Description of the task: Images embedded in the records are excluded; print everything else exactly as given.

* START Information supplied *

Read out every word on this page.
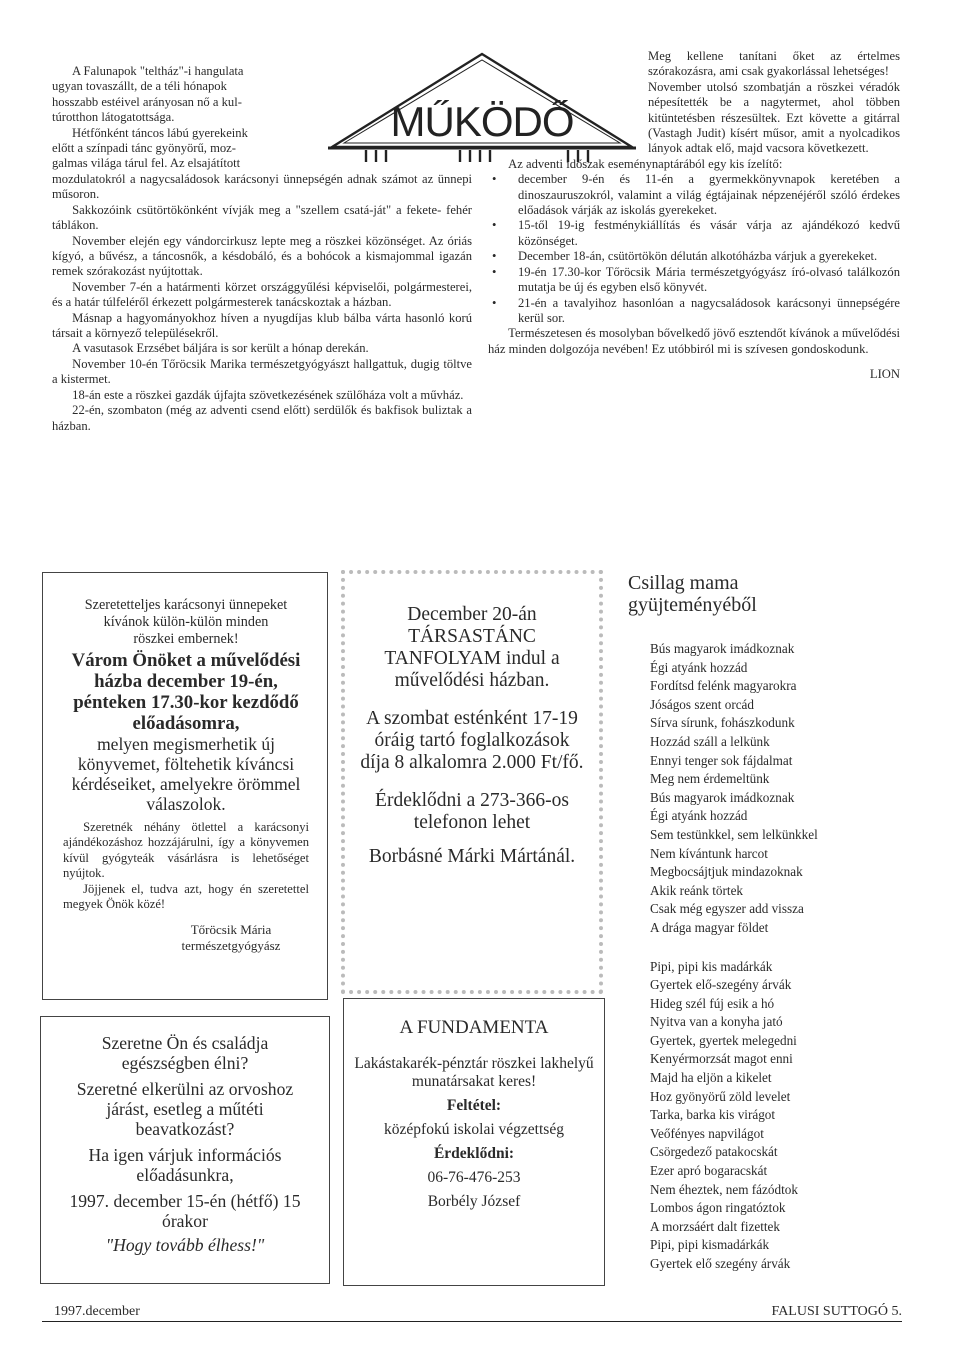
MŰKÖDŐ
A Falunapok "teltház"-i hangulata
ugyan tovaszállt, de a téli hónapok
hosszabb estéivel arányosan nő a kul-
túrotthon látogatottsága.
Hétfőnként táncos lábú gyerekeink
előtt a színpadi tánc gyönyörű, moz-
galmas világa tárul fel. Az elsajátított

mozdulatokról a nagycsaládosok karácsonyi ünnepségén adnak számot az ünnepi műsoron.

Sakkozóink csütörtökönként vívják meg a "szellem csatá-ját" a fekete- fehér táblákon.

November elején egy vándorcirkusz lepte meg a röszkei közönséget. Az óriás kígyó, a bűvész, a táncosnők, a késdobáló, és a bohócok a kismajommal igazán remek szórakozást nyújtottak.

November 7-én a határmenti körzet országgyűlési képviselői, polgármesterei, és a határ túlfeléről érkezett polgármesterek tanácskoztak a házban.

Másnap a hagyományokhoz híven a nyugdíjas klub bálba várta hasonló korú társait a környező településekről.

A vasutasok Erzsébet báljára is sor került a hónap derekán.

November 10-én Tőröcsik Marika természetgyógyászt hallgattuk, dugig töltve a kistermet.

18-án este a röszkei gazdák újfajta szövetkezésének szülőháza volt a művház.

22-én, szombaton (még az adventi csend előtt) serdülők és bakfisok buliztak a házban.

Meg kellene tanítani őket az értelmes szórakozásra, ami csak gyakorlással lehetséges!

November utolsó szombatján a röszkei véradók népesítették be a nagytermet, ahol többen kitüntetésben részesültek. Ezt követte a gitárral (Vastagh Judit) kísért műsor, amit a nyolcadikos lányok adtak elő, majd vacsora következett.

Az adventi időszak eseménynaptárából egy kis ízelítő:

•	december 9-én és 11-én a gyermekkönyvnapok keretében a dinoszauruszokról, valamint a világ égtájainak népzenéjéről szóló érdekes előadások várják az iskolás gyerekeket.
•	15-től 19-ig festménykiállítás és vásár várja az ajándékozó kedvű közönséget.
•	December 18-án, csütörtökön délután alkotóházba várjuk a gyerekeket.
•	19-én 17.30-kor Tőröcsik Mária természetgyógyász író-olvasó találkozón mutatja be új és egyben első könyvét.
•	21-én a tavalyihoz hasonlóan a nagycsaládosok karácsonyi ünnepségére kerül sor.

Természetesen és mosolyban bővelkedő jövő esztendőt kívánok a művelődési ház minden dolgozója nevében! Ez utóbbiról mi is szívesen gondoskodunk.

LION

Szeretetteljes karácsonyi ünnepeket kívánok külön-külön minden röszkei embernek!
Várom Önöket a művelődési házba december 19-én, pénteken 17.30-kor kezdődő előadásomra,
melyen megismerhetik új könyvemet, föltehetik kíváncsi kérdéseiket, amelyekre örömmel válaszolok.

Szeretnék néhány ötlettel a karácsonyi ajándékozáshoz hozzájárulni, így a könyvemen kívül gyógyteák vásárlásra is lehetőséget nyújtok.

Jöjjenek el, tudva azt, hogy én szeretettel megyek Önök közé!

Tőröcsik Mária
természetgyógyász
Szeretne Ön és családja egészségben élni?
Szeretné elkerülni az orvoshoz járást, esetleg a műtéti beavatkozást?
Ha igen várjuk információs előadásunkra,
1997. december 15-én (hétfő) 15 órakor
"Hogy tovább élhess!"
December 20-án TÁRSASTÁNC TANFOLYAM indul a művelődési házban.
A szombat esténként 17-19 óráig tartó foglalkozások díja 8 alkalomra 2.000 Ft/fő.
Érdeklődni a 273-366-os telefonon lehet
Borbásné Márki Mártánál.
A FUNDAMENTA
Lakástakarék-pénztár röszkei lakhelyű munatársakat keres!
Feltétel:
középfokú iskolai végzettség
Érdeklődni:
06-76-476-253
Borbély József
Csillag mama
gyüjteményéből

Bús magyarok imádkoznak

Égi atyánk hozzád

Fordítsd felénk magyarokra

Jóságos szent orcád

Sírva sírunk, fohászkodunk

Hozzád száll a lelkünk

Ennyi tenger sok fájdalmat

Meg nem érdemeltünk

Bús magyarok imádkoznak

Égi atyánk hozzád

Sem testünkkel, sem lelkünkkel

Nem kívántunk harcot

Megbocsájtjuk mindazoknak

Akik reánk törtek

Csak még egyszer add vissza

A drága magyar földet

Pipi, pipi kis madárkák

Gyertek elő-szegény árvák

Hideg szél fúj esik a hó

Nyitva van a konyha jató

Gyertek, gyertek melegedni

Kenyérmorzsát magot enni

Majd ha eljön a kikelet

Hoz gyönyörű zöld levelet

Tarka, barka kis virágot

Veőfényes napvilágot

Csörgedező patakocskát

Ezer apró bogaracskát

Nem éheztek, nem fázódtok

Lombos ágon ringatóztok

A morzsáért dalt fizettek

Pipi, pipi kismadárkák

Gyertek elő szegény árvák

1997.december	FALUSI SUTTOGÓ 5.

* END Information supplied *

Full response:
Read out every word on this page.
MŰKÖDŐ
A Falunapok "teltház"-i hangulata
ugyan tovaszállt, de a téli hónapok
hosszabb estéivel arányosan nő a kul-
túrotthon látogatottsága.
Hétfőnként táncos lábú gyerekeink
előtt a színpadi tánc gyönyörű, moz-
galmas világa tárul fel. Az elsajátított

mozdulatokról a nagycsaládosok karácsonyi ünnepségén adnak számot az ünnepi műsoron.

Sakkozóink csütörtökönként vívják meg a "szellem csatá-ját" a fekete- fehér táblákon.

November elején egy vándorcirkusz lepte meg a röszkei közönséget. Az óriás kígyó, a bűvész, a táncosnők, a késdobáló, és a bohócok a kismajommal igazán remek szórakozást nyújtottak.

November 7-én a határmenti körzet országgyűlési képviselői, polgármesterei, és a határ túlfeléről érkezett polgármesterek tanácskoztak a házban.

Másnap a hagyományokhoz híven a nyugdíjas klub bálba várta hasonló korú társait a környező településekről.

A vasutasok Erzsébet báljára is sor került a hónap derekán.

November 10-én Tőröcsik Marika természetgyógyászt hallgattuk, dugig töltve a kistermet.

18-án este a röszkei gazdák újfajta szövetkezésének szülőháza volt a művház.

22-én, szombaton (még az adventi csend előtt) serdülők és bakfisok buliztak a házban.

Meg kellene tanítani őket az értelmes szórakozásra, ami csak gyakorlással lehetséges!

November utolsó szombatján a röszkei véradók népesítették be a nagytermet, ahol többen kitüntetésben részesültek. Ezt követte a gitárral (Vastagh Judit) kísért műsor, amit a nyolcadikos lányok adtak elő, majd vacsora következett.

Az adventi időszak eseménynaptárából egy kis ízelítő:

•	december 9-én és 11-én a gyermekkönyvnapok keretében a dinoszauruszokról, valamint a világ égtájainak népzenéjéről szóló érdekes előadások várják az iskolás gyerekeket.
•	15-től 19-ig festménykiállítás és vásár várja az ajándékozó kedvű közönséget.
•	December 18-án, csütörtökön délután alkotóházba várjuk a gyerekeket.
•	19-én 17.30-kor Tőröcsik Mária természetgyógyász író-olvasó találkozón mutatja be új és egyben első könyvét.
•	21-én a tavalyihoz hasonlóan a nagycsaládosok karácsonyi ünnepségére kerül sor.

Természetesen és mosolyban bővelkedő jövő esztendőt kívánok a művelődési ház minden dolgozója nevében! Ez utóbbiról mi is szívesen gondoskodunk.

LION

Szeretetteljes karácsonyi ünnepeket kívánok külön-külön minden röszkei embernek!
Várom Önöket a művelődési házba december 19-én, pénteken 17.30-kor kezdődő előadásomra,
melyen megismerhetik új könyvemet, föltehetik kíváncsi kérdéseiket, amelyekre örömmel válaszolok.

Szeretnék néhány ötlettel a karácsonyi ajándékozáshoz hozzájárulni, így a könyvemen kívül gyógyteák vásárlásra is lehetőséget nyújtok.

Jöjjenek el, tudva azt, hogy én szeretettel megyek Önök közé!

Tőröcsik Mária
természetgyógyász
Szeretne Ön és családja egészségben élni?
Szeretné elkerülni az orvoshoz járást, esetleg a műtéti beavatkozást?
Ha igen várjuk információs előadásunkra,
1997. december 15-én (hétfő) 15 órakor
"Hogy tovább élhess!"
December 20-án TÁRSASTÁNC TANFOLYAM indul a művelődési házban.
A szombat esténként 17-19 óráig tartó foglalkozások díja 8 alkalomra 2.000 Ft/fő.
Érdeklődni a 273-366-os telefonon lehet
Borbásné Márki Mártánál.
A FUNDAMENTA
Lakástakarék-pénztár röszkei lakhelyű munatársakat keres!
Feltétel:
középfokú iskolai végzettség
Érdeklődni:
06-76-476-253
Borbély József
Csillag mama
gyüjteményéből

Bús magyarok imádkoznak

Égi atyánk hozzád

Fordítsd felénk magyarokra

Jóságos szent orcád

Sírva sírunk, fohászkodunk

Hozzád száll a lelkünk

Ennyi tenger sok fájdalmat

Meg nem érdemeltünk

Bús magyarok imádkoznak

Égi atyánk hozzád

Sem testünkkel, sem lelkünkkel

Nem kívántunk harcot

Megbocsájtjuk mindazoknak

Akik reánk törtek

Csak még egyszer add vissza

A drága magyar földet

Pipi, pipi kis madárkák

Gyertek elő-szegény árvák

Hideg szél fúj esik a hó

Nyitva van a konyha jató

Gyertek, gyertek melegedni

Kenyérmorzsát magot enni

Majd ha eljön a kikelet

Hoz gyönyörű zöld levelet

Tarka, barka kis virágot

Veőfényes napvilágot

Csörgedező patakocskát

Ezer apró bogaracskát

Nem éheztek, nem fázódtok

Lombos ágon ringatóztok

A morzsáért dalt fizettek

Pipi, pipi kismadárkák

Gyertek elő szegény árvák

1997.december	FALUSI SUTTOGÓ 5.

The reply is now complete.